--- START Record list ---
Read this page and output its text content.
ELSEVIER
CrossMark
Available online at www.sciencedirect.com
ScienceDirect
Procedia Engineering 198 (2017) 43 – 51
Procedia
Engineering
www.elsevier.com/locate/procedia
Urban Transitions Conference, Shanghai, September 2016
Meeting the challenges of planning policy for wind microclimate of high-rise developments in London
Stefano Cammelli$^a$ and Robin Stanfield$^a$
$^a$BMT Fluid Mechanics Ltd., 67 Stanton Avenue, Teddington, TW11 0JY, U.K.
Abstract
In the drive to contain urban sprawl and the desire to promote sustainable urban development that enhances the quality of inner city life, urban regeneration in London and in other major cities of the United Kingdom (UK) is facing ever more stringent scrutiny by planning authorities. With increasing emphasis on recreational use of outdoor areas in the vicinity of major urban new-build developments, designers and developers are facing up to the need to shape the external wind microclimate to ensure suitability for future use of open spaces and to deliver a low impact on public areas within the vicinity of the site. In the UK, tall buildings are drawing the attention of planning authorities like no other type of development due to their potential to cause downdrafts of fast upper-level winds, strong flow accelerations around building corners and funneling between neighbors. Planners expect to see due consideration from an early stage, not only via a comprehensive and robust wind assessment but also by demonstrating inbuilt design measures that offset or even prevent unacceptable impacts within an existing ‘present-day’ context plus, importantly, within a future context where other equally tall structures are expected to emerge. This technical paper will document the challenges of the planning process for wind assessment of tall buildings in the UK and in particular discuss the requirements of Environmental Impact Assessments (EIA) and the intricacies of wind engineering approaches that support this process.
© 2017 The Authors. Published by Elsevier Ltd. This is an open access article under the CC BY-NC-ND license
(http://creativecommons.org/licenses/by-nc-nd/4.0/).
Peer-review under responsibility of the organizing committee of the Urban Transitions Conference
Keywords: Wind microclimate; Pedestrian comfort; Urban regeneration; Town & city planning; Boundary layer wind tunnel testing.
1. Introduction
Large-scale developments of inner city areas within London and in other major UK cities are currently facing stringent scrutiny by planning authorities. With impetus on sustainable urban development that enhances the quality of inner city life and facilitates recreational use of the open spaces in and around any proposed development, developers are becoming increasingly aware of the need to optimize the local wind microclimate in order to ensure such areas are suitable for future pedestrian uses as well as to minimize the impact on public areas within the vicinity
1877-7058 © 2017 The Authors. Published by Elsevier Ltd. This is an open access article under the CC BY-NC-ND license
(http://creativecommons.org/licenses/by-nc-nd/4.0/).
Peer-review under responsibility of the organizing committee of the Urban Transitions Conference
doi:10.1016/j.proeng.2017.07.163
--- END Record list ---
• **The problem**
Across the records, count the lines holding the string "spaces". Give the number and stop.

• **Answer to the exercise**
2